» WHAT YOU WILL DO
Could you continue the numbered outline of Book XIII of Augustine's Confessions below, picking up after its seventh point?

Article
· book: confessions by augustine
· philosophy
Confessions by Augustine — BOOK XIII: Finding the Church in Genesis 1
- 1. Augustine interprets the six days of creation allegorically as the formation of the Church, with the firmament representing the authority of Scripture.
- 2. The Trinity is discerned in Genesis 1: the Father as God, the Son as the Beginning, and the Holy Spirit borne above the waters.
- 3. The Holy Spirit is described as 'borne above the waters' to signify the supereminent way of charity that lifts souls upward.
- 4. Augustine identifies a psychological triad of being, knowing, and willing as a faint image of the Trinity, urging introspection.
- 5. The 'dry land' represents souls separated from worldly bitterness, producing works of mercy as fruit.
- 6. The 'lights in the firmament' are spiritual gifts: wisdom as the greater light, knowledge as the lesser, and other gifts as stars.
- 7. The blessing 'Increase and multiply' applies uniquely to aquatic creatures and humans, signifying the multiplication of signs and meanings.

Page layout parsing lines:
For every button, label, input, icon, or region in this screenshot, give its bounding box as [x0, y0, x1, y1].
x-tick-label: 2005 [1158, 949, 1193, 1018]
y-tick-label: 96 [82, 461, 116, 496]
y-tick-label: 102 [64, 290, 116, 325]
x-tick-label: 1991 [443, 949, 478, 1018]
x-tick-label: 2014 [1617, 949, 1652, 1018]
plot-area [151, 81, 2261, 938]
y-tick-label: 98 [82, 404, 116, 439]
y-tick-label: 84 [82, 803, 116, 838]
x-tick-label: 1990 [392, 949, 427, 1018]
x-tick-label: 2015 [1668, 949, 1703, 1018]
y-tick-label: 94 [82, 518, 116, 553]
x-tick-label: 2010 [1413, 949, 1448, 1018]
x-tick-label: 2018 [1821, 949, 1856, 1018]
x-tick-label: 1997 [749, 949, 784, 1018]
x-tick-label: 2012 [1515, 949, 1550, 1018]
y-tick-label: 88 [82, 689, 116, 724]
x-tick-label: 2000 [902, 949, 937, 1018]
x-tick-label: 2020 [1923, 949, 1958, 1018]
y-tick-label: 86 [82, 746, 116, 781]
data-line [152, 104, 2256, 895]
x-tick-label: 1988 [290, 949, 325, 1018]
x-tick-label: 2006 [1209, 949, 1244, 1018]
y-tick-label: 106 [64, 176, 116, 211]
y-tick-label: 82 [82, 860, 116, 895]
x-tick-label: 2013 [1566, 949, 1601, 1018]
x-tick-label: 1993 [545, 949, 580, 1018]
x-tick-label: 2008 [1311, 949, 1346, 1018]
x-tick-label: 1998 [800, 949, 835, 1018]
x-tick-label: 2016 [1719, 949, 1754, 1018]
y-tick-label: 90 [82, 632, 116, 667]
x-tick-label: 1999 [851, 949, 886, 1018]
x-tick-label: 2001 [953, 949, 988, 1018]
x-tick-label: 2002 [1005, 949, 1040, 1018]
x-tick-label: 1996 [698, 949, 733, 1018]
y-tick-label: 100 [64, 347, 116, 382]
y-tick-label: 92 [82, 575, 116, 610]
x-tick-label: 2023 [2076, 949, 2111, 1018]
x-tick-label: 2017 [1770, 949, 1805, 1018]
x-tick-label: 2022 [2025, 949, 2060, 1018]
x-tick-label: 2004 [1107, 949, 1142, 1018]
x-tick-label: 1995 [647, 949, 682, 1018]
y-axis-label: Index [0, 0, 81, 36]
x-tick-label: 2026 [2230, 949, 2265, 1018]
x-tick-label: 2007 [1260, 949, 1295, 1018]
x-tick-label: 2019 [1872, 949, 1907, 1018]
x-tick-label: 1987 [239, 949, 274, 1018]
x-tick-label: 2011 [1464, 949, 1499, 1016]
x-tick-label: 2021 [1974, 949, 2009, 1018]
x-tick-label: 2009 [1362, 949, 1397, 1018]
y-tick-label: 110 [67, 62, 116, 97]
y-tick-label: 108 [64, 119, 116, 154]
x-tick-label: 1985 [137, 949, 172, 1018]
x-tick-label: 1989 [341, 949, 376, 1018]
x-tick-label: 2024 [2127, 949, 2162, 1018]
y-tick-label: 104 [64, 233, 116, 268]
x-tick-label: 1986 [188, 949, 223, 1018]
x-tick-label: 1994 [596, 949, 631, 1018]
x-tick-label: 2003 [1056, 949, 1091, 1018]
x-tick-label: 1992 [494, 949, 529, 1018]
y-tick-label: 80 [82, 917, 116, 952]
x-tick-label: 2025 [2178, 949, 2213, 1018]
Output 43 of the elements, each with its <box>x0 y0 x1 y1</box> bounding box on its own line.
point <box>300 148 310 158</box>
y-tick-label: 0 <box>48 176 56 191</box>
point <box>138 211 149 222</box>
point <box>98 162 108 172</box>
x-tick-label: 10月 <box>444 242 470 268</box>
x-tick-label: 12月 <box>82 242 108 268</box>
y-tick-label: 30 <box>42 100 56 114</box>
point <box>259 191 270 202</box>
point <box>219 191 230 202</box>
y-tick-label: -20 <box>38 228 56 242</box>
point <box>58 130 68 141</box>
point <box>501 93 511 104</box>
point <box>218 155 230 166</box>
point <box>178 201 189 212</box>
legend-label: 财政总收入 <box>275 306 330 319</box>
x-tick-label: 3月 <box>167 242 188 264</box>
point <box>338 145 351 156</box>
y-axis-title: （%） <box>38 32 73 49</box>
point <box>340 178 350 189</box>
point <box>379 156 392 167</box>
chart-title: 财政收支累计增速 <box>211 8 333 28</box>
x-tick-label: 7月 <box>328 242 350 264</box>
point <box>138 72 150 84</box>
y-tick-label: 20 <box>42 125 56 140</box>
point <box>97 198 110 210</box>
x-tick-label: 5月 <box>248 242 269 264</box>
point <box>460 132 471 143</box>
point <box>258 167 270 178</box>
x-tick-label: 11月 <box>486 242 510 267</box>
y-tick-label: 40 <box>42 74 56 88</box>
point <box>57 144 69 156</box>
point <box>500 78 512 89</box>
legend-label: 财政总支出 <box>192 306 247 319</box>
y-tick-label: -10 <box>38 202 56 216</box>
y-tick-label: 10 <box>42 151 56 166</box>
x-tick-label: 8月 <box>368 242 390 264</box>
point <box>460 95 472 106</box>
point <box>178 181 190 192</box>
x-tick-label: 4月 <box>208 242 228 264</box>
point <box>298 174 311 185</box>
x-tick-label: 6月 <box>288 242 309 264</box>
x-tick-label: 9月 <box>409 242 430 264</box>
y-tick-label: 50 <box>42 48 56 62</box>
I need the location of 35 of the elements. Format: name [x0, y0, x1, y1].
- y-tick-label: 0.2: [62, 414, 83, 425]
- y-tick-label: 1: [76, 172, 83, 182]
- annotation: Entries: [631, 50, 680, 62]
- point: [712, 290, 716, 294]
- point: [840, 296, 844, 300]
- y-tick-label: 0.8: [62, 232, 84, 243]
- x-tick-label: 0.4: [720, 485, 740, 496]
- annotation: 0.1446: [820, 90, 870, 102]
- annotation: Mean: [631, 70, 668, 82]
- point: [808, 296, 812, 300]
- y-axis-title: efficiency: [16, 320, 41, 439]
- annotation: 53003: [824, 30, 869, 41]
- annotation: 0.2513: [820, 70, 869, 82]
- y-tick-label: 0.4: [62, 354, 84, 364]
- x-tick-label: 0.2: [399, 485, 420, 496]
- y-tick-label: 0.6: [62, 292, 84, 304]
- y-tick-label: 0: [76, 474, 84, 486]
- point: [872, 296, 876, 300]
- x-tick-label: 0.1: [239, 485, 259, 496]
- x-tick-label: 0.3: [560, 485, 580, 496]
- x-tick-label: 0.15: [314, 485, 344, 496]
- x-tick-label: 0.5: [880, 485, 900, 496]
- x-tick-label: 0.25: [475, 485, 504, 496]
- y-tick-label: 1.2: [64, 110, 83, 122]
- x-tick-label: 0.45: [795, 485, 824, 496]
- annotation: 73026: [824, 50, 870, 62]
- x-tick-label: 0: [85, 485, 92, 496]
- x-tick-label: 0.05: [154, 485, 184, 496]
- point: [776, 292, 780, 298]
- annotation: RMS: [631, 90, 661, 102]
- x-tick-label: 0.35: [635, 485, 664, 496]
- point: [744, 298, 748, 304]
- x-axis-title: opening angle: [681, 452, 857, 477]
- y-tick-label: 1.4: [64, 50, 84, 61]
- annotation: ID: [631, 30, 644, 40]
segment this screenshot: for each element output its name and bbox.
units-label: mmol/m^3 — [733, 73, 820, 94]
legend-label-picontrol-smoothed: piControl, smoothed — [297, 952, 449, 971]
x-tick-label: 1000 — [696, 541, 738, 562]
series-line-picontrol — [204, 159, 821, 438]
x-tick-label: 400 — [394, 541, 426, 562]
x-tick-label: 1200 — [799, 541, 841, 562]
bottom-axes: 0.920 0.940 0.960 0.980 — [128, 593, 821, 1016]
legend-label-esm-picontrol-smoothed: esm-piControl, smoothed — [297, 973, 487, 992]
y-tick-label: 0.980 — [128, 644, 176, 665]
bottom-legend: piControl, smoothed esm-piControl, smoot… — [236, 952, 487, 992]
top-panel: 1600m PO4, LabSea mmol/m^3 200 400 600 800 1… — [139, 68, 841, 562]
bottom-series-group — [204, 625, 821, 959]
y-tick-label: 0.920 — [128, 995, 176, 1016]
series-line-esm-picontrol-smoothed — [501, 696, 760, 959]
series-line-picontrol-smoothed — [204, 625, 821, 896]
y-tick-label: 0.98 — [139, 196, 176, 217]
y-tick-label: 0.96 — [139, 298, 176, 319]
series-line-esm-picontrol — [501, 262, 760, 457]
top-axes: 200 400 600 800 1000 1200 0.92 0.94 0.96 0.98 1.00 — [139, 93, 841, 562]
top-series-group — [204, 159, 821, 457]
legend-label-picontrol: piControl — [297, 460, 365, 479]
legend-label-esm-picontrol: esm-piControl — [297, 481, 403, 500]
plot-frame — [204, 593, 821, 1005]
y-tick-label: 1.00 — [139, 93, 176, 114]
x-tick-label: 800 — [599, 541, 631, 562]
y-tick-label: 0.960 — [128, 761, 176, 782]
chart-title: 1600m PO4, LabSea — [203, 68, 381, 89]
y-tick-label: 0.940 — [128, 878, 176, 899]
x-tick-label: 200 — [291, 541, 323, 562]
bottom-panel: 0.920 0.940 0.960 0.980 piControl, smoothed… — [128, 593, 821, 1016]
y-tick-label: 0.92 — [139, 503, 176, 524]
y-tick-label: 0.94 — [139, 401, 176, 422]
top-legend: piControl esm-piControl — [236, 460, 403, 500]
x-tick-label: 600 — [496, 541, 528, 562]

» YOUR RESPONSE
- 8. The 'living soul' produced by the earth represents believers who live by self-control and imitate Christ, needing no further signs.
- 9. God's seeing that creation is 'very good' is not temporal; it is the eternal approval of the whole, which is more beautiful than its parts.
- 10. The Manichean heresy that evil matter was created by an opposing power is refuted; all creation is good because it comes from the one good God.
- 11. When the faithful see creation as good through the Holy Spirit, it is God seeing in them, and they love God in his works.
- 12. The creation account prefigures the entire history of salvation: from formless chaos to the Church, culminating in eternal sabbath rest.